- **Given data**

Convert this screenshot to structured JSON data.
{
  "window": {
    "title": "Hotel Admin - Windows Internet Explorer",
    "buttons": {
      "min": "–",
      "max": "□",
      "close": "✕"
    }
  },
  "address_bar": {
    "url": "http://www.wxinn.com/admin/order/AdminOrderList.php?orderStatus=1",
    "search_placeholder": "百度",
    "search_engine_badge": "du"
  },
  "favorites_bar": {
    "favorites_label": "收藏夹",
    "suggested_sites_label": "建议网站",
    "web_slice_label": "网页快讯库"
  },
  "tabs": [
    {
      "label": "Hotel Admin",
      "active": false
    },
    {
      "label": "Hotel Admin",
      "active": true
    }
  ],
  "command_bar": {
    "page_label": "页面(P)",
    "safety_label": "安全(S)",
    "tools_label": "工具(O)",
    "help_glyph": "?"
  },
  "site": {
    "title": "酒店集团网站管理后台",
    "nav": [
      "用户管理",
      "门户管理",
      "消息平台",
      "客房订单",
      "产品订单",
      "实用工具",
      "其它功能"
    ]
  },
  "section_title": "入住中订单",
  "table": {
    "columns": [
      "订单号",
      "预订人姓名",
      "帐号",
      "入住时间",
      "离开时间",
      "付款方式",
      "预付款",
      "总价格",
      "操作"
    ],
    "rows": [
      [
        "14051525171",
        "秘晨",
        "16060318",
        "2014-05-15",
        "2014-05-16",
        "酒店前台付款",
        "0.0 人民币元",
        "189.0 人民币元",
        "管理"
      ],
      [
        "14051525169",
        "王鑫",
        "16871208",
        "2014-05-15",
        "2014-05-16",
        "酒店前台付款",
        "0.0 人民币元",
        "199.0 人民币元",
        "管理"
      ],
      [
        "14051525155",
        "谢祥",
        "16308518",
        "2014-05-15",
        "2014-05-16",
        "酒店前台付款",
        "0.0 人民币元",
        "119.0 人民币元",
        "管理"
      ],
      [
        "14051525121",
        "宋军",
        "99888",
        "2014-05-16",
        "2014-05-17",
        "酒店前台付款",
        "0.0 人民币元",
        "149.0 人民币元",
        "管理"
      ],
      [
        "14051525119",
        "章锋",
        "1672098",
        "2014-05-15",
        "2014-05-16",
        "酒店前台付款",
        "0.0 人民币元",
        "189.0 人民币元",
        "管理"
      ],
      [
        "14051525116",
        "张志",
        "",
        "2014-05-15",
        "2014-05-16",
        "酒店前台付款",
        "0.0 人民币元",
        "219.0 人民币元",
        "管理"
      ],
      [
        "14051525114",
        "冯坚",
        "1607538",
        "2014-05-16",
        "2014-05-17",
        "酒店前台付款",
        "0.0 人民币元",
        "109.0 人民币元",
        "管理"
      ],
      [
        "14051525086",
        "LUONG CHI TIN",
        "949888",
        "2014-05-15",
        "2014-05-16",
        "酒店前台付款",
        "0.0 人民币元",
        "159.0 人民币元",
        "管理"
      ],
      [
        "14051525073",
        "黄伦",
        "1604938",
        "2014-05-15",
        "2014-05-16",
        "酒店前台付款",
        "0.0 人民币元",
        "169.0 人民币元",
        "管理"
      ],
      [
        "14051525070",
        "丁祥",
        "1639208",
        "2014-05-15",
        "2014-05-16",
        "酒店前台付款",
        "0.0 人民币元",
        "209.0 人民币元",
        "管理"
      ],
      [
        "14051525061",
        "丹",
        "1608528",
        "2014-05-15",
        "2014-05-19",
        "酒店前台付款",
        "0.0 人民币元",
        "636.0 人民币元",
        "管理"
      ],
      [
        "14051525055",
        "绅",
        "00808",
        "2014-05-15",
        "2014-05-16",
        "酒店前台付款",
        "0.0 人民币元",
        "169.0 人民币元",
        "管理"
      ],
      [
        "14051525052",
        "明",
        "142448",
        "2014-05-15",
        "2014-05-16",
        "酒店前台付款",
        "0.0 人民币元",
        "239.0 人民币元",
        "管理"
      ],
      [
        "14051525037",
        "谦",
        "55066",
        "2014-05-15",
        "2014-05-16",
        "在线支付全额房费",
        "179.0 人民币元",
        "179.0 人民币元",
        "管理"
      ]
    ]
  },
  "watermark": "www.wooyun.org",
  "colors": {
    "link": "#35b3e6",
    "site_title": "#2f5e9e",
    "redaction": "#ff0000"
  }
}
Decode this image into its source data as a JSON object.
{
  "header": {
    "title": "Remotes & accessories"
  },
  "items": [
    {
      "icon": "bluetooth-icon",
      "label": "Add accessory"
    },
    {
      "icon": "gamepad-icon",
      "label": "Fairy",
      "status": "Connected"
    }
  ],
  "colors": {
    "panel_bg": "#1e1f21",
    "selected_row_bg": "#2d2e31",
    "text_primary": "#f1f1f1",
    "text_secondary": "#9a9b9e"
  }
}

- **The request**
Check each line of the data above for the string "JSON", then report how many lines have it, with no other words.

- **Written response**
2